## Recorded data:
• • • • •

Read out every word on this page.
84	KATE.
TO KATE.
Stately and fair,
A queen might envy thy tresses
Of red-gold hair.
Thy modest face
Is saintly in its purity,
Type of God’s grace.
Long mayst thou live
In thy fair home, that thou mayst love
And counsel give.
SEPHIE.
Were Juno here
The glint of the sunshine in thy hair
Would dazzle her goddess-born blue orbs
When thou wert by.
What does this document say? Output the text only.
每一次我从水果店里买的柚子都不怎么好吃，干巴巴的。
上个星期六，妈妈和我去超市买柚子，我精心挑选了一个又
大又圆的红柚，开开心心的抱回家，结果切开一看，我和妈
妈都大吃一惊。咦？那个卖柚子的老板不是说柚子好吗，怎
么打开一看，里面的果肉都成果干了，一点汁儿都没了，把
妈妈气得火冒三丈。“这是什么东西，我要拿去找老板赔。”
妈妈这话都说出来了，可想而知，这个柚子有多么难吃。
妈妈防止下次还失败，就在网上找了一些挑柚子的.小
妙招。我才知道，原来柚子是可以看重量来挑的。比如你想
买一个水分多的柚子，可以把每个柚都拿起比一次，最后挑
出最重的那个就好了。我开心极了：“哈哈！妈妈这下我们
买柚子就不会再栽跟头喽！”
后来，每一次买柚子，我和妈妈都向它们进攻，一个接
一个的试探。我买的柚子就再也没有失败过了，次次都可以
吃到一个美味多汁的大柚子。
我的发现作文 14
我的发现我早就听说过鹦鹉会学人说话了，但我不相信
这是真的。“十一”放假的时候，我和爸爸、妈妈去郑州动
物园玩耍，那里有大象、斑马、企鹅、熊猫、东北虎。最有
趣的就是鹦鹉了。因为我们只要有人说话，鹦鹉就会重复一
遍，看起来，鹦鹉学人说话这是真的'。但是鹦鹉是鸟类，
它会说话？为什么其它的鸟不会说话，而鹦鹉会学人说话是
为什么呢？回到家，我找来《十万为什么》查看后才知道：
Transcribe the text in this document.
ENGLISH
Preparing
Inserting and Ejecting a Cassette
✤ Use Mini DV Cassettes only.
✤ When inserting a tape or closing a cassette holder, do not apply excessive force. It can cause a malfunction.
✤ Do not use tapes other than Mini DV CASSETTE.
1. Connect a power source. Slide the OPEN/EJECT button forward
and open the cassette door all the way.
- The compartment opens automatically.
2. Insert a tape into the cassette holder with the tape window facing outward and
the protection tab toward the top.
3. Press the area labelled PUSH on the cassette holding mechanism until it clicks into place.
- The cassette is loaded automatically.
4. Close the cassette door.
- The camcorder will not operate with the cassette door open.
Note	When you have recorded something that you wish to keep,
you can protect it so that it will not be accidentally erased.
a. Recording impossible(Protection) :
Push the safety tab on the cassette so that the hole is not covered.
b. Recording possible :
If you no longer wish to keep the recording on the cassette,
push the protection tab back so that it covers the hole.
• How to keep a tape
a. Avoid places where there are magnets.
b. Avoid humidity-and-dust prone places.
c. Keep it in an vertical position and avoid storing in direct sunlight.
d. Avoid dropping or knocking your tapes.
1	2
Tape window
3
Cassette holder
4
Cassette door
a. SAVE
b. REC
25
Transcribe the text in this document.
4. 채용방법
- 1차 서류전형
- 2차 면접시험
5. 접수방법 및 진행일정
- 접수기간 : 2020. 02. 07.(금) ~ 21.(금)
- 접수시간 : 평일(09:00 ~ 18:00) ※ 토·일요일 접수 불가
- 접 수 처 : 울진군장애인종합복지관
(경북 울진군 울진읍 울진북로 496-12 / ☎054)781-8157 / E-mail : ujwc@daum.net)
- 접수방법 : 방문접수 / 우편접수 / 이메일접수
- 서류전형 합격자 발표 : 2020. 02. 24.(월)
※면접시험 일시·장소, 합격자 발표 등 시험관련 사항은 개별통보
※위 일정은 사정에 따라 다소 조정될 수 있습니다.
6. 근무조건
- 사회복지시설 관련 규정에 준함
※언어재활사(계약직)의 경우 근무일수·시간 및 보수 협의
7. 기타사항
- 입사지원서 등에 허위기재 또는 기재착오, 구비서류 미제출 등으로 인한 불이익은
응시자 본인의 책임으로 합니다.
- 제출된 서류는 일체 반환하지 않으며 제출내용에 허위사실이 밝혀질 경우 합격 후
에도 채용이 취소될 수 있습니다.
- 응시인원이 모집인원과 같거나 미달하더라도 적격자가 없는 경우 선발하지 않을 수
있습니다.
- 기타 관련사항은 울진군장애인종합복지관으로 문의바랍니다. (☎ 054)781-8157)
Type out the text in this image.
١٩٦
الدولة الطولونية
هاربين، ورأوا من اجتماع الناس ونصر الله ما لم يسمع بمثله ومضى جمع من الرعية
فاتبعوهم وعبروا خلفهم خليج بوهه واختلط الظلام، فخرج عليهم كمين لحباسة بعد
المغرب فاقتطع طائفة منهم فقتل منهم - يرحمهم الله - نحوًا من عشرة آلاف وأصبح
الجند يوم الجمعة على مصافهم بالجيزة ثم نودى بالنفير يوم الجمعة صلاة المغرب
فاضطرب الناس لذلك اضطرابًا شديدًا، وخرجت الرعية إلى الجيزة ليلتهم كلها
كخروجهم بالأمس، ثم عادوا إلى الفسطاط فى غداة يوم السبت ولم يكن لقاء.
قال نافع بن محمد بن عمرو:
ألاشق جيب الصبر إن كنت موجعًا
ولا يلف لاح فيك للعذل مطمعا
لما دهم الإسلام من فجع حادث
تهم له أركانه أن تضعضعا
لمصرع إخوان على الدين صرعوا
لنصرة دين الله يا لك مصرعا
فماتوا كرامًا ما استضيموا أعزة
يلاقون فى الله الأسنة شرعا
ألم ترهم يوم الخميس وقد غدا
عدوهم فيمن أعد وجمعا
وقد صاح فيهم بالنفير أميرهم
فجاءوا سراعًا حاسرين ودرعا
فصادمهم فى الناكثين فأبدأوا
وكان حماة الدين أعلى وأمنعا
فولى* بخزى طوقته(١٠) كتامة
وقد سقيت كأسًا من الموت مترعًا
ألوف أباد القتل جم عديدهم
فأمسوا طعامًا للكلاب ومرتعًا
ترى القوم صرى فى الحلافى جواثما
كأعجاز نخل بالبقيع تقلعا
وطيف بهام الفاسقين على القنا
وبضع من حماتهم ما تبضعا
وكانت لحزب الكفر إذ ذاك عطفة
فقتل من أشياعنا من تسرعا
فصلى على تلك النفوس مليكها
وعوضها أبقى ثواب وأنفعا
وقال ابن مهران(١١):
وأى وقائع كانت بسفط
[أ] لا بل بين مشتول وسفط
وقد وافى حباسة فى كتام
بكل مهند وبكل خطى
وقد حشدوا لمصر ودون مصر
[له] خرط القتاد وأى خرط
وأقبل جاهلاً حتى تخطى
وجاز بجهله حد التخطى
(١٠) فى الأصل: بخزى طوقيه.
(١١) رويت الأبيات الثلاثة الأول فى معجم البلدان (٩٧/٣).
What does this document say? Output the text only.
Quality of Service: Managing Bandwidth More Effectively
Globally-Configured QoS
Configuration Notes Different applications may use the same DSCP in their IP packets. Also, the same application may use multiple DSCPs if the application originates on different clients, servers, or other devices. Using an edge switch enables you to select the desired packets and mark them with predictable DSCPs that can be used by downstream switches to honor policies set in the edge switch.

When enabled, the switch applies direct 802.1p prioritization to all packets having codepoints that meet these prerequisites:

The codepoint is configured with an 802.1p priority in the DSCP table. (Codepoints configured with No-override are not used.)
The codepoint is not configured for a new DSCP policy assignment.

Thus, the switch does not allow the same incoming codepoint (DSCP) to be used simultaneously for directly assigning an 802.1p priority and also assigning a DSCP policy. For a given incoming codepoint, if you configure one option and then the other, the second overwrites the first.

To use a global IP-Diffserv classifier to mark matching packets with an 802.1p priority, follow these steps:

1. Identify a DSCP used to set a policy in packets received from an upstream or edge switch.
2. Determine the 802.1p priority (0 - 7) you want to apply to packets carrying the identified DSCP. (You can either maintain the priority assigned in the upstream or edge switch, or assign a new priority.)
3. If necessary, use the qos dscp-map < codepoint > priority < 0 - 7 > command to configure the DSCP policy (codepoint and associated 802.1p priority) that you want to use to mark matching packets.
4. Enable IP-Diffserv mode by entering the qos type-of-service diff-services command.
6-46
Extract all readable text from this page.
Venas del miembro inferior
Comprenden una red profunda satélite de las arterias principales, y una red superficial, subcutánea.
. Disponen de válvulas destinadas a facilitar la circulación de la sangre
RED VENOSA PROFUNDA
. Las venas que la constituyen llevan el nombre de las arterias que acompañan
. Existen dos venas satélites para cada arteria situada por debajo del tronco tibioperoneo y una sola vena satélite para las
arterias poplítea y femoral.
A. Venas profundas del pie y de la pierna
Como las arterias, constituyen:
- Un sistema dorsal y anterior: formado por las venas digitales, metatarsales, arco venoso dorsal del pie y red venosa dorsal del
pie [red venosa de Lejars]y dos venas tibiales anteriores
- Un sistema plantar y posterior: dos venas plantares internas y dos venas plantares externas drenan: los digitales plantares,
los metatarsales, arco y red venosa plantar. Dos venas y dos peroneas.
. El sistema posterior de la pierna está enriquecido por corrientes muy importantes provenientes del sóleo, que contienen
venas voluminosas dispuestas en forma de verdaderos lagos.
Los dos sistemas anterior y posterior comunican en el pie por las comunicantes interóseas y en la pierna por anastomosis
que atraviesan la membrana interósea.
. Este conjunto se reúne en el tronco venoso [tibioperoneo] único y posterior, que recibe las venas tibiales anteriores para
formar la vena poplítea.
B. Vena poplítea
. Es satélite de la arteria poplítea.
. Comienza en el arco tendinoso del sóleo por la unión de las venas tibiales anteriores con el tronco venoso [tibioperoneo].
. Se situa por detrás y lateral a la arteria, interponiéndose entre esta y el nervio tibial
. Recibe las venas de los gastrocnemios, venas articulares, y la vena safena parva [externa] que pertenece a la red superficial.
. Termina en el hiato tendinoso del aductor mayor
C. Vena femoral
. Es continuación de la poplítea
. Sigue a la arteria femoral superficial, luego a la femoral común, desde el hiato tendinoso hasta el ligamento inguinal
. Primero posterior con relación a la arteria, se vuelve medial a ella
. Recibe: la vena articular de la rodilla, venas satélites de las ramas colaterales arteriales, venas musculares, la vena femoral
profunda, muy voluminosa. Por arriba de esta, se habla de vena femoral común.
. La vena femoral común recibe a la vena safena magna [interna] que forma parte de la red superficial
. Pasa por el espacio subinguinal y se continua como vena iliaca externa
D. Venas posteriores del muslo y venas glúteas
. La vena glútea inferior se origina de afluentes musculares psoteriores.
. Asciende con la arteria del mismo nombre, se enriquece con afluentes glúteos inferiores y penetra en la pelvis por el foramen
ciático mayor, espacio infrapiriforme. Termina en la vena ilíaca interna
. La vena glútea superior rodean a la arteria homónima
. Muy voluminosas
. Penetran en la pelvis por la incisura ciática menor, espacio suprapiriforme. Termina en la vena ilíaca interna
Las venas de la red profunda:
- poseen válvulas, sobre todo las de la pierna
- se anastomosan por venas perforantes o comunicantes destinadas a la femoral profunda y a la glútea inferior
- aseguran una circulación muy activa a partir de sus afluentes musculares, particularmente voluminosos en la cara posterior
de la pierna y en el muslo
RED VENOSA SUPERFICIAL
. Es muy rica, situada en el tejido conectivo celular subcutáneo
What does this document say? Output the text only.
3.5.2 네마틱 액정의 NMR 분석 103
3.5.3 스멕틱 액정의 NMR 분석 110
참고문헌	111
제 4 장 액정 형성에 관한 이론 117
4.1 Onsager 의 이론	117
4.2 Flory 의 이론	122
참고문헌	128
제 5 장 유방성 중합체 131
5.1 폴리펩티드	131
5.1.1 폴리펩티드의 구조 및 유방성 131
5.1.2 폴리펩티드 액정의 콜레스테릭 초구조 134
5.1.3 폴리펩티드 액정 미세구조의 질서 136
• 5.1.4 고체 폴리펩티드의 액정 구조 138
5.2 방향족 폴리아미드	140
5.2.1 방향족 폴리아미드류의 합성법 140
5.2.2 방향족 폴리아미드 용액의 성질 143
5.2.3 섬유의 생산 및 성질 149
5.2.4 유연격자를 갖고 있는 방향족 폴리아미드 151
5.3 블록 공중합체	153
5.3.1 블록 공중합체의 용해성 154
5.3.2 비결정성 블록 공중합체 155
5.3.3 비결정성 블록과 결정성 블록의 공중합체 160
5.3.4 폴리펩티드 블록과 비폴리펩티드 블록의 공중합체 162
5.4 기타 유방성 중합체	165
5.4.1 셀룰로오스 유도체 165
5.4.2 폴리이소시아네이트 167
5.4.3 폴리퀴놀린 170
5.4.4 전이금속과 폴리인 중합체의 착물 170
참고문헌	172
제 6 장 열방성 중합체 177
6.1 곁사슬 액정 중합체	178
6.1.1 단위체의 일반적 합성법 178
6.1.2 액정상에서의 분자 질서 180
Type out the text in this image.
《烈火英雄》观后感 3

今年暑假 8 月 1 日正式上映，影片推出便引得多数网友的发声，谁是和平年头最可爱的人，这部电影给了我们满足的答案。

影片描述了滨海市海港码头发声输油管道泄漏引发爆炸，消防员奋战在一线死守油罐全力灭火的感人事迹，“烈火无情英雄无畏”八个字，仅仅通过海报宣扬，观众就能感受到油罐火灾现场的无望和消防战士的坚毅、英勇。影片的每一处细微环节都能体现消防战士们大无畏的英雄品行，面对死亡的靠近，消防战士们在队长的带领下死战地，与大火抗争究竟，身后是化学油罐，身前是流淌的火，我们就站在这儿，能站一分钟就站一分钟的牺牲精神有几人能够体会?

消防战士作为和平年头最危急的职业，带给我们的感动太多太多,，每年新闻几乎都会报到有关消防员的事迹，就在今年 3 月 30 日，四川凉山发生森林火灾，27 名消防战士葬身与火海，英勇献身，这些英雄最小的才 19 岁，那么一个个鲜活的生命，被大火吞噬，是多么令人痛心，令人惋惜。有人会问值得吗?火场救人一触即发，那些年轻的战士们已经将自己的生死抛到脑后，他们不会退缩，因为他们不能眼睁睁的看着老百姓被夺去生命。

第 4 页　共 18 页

• • • • •

## Exercise instructions:
Copy all lines from the listing that contain "musculares".

## Result:
. Recibe: la vena articular de la rodilla, venas satélites de las ramas colaterales arteriales, venas musculares, la vena femoral
. La vena glútea inferior se origina de afluentes musculares psoteriores.
- aseguran una circulación muy activa a partir de sus afluentes musculares, particularmente voluminosos en la cara posterior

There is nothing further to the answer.